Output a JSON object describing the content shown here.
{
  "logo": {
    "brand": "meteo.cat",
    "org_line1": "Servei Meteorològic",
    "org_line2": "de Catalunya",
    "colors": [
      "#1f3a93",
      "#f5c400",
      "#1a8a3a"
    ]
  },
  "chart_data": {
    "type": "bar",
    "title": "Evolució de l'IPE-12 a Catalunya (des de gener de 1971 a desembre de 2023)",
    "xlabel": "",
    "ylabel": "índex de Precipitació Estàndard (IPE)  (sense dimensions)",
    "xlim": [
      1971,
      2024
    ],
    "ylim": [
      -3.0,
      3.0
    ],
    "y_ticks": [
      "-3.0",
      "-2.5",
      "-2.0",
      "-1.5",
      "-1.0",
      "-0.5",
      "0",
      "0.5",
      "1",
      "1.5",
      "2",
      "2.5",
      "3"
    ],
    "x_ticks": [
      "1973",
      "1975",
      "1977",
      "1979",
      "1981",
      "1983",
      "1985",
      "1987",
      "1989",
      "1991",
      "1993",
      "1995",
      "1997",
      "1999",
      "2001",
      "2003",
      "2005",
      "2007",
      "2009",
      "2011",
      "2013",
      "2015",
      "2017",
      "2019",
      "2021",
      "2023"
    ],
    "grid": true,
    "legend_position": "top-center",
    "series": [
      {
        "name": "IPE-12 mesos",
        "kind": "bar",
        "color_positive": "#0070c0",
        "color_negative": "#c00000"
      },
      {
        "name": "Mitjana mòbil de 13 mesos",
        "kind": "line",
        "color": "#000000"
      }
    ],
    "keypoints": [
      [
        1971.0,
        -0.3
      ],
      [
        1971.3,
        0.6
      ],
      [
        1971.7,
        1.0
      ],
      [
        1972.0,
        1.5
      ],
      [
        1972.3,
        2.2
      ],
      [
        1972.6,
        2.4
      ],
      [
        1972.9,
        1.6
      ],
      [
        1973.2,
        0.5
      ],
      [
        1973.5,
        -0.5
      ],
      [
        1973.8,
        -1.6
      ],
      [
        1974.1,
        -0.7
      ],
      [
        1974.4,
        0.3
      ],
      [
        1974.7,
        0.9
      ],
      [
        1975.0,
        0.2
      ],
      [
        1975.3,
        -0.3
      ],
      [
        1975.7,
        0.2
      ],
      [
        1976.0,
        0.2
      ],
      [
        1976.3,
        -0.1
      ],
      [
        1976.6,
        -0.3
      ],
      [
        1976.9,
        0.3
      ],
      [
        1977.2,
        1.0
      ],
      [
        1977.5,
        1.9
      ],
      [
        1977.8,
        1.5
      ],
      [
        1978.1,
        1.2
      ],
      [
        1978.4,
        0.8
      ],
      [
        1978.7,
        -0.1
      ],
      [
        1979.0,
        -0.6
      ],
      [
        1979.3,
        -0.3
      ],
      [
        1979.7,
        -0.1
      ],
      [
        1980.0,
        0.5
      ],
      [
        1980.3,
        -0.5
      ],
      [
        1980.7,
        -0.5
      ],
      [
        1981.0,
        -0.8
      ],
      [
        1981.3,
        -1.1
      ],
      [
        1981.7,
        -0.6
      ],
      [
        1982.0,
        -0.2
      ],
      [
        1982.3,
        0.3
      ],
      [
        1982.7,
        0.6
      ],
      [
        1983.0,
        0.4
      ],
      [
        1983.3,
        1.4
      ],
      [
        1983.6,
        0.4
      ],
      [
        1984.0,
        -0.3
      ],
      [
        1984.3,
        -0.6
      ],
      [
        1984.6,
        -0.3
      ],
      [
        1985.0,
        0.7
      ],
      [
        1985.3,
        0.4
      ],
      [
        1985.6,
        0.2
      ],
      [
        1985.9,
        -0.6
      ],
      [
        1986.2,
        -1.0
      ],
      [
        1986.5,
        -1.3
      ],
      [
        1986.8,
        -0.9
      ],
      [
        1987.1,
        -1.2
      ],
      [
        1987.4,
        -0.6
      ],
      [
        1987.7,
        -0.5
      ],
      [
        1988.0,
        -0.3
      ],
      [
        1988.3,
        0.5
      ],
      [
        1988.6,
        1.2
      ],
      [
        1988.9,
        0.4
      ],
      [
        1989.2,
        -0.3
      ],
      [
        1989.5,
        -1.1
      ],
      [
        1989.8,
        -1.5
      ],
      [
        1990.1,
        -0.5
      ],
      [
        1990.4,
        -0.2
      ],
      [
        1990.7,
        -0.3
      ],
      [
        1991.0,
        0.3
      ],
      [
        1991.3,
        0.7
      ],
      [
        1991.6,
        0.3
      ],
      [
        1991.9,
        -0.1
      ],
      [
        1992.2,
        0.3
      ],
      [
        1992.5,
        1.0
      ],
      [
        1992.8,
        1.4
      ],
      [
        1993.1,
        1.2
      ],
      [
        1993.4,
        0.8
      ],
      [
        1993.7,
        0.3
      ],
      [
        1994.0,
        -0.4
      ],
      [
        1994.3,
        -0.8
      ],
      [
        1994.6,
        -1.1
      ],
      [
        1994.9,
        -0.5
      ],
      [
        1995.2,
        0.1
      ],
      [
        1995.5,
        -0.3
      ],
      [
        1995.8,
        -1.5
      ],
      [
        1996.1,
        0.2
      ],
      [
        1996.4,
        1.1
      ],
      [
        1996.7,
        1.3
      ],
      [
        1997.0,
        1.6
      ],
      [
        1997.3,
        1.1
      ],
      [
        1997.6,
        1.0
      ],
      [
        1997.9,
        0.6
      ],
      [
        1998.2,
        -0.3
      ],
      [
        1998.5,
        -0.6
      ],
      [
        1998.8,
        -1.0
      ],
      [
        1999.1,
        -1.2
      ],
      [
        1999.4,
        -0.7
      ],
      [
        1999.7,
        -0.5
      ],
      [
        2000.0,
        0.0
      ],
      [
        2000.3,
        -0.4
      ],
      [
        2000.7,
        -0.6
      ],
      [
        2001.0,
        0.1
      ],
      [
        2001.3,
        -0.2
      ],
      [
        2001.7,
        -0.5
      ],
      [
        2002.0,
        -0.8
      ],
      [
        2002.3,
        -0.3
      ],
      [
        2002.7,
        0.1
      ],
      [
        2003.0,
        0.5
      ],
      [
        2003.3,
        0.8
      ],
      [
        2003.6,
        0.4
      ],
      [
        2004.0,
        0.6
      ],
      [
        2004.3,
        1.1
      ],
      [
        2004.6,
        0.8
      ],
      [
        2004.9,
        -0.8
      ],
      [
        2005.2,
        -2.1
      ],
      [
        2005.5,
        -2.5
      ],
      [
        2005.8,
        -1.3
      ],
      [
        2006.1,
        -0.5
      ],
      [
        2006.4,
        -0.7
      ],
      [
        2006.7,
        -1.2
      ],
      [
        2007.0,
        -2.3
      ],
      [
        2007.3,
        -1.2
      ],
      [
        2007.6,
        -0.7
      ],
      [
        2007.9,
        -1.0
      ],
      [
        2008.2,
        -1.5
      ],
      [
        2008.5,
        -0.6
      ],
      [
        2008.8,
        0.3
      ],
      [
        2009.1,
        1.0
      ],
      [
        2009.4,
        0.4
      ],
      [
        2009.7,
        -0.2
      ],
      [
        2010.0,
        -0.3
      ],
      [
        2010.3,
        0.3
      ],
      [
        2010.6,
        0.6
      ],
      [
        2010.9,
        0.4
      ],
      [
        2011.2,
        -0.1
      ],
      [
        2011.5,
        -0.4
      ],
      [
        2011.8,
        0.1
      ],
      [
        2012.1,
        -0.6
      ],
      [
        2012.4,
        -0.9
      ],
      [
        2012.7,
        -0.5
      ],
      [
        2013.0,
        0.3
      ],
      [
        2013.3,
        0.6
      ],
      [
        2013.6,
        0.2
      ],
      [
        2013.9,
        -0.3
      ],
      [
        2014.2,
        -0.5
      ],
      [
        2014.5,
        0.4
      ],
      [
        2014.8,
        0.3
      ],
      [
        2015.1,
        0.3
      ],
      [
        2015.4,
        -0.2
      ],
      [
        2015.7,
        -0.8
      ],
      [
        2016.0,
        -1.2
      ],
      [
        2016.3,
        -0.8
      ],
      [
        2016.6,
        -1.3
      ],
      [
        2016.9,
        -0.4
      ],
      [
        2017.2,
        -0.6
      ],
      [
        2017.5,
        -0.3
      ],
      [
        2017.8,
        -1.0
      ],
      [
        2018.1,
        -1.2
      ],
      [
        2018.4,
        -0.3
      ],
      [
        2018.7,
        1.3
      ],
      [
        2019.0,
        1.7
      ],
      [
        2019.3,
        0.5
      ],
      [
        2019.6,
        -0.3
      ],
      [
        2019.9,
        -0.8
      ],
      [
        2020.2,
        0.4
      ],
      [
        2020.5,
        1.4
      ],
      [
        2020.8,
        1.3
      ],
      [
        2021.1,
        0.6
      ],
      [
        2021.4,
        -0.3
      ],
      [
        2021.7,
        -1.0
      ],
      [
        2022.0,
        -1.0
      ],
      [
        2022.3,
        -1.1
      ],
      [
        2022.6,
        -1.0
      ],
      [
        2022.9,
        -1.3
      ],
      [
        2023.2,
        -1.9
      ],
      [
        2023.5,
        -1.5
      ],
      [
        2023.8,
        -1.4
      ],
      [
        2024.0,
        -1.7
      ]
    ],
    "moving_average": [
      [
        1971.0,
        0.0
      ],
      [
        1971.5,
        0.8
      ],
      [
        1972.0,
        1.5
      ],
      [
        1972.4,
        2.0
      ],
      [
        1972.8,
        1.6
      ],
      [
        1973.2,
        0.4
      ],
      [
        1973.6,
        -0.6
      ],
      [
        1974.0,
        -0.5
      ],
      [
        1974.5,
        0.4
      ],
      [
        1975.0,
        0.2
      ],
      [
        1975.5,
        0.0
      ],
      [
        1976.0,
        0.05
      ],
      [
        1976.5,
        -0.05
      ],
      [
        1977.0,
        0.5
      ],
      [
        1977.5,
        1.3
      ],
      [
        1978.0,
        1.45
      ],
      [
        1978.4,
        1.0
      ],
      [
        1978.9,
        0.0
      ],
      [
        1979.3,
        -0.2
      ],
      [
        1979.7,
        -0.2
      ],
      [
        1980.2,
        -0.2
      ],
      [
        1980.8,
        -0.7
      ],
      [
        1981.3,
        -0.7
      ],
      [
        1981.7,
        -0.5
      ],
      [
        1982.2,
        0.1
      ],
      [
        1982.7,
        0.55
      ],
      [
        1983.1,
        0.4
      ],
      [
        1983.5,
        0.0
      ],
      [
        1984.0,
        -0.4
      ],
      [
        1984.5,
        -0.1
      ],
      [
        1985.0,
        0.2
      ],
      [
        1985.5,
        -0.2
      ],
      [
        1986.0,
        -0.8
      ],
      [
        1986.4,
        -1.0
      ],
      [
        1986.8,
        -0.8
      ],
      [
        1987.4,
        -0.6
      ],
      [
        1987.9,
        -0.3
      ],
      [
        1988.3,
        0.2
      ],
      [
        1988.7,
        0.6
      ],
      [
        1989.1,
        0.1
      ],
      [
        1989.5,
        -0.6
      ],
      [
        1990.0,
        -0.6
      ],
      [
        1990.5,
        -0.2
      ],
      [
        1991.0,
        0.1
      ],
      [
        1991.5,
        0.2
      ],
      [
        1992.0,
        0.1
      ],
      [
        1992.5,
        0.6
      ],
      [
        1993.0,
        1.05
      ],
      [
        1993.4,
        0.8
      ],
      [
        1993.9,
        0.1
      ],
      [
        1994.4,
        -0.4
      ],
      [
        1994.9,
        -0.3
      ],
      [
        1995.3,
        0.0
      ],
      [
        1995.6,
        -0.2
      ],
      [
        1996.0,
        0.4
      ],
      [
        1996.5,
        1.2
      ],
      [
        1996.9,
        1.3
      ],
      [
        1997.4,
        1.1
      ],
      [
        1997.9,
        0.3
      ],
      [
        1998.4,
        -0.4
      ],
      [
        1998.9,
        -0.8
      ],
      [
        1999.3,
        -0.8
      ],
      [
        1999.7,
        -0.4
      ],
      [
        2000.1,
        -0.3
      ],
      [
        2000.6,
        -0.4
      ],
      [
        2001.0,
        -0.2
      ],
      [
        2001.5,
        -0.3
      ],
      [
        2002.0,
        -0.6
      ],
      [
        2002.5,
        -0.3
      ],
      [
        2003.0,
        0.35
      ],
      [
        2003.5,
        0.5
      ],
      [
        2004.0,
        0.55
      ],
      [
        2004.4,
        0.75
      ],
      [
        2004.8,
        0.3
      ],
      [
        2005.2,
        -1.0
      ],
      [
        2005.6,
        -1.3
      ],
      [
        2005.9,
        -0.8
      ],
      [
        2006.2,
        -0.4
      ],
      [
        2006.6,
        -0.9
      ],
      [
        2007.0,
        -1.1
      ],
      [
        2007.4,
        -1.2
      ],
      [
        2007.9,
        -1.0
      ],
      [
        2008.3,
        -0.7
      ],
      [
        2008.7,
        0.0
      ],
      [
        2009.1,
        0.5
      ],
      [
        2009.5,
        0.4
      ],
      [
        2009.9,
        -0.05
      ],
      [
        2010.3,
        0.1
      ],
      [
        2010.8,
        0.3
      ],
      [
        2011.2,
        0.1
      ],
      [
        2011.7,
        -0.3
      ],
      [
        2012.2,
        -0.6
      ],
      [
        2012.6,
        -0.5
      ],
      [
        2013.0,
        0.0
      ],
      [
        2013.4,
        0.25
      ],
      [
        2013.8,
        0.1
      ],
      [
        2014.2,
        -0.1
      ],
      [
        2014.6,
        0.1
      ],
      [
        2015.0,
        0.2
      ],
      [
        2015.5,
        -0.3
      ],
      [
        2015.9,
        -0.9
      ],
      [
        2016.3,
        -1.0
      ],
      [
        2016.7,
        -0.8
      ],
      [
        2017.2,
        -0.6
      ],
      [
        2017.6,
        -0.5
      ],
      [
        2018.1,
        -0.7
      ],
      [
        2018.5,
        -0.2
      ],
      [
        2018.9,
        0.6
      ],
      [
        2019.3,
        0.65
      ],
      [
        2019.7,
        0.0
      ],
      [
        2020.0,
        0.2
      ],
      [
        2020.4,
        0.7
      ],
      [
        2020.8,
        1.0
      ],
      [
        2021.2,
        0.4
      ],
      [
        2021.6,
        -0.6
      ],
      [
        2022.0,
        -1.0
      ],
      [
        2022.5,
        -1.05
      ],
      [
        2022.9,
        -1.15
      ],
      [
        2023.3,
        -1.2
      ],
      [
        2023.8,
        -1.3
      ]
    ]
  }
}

_EXERCISE GOAL_
From the records above, copy every line that holds the word "Catalunya".

_TASK OUTPUT_
    "org_line2": "de Catalunya",
    "title": "Evolució de l'IPE-12 a Catalunya (des de gener de 1971 a desembre de 2023)",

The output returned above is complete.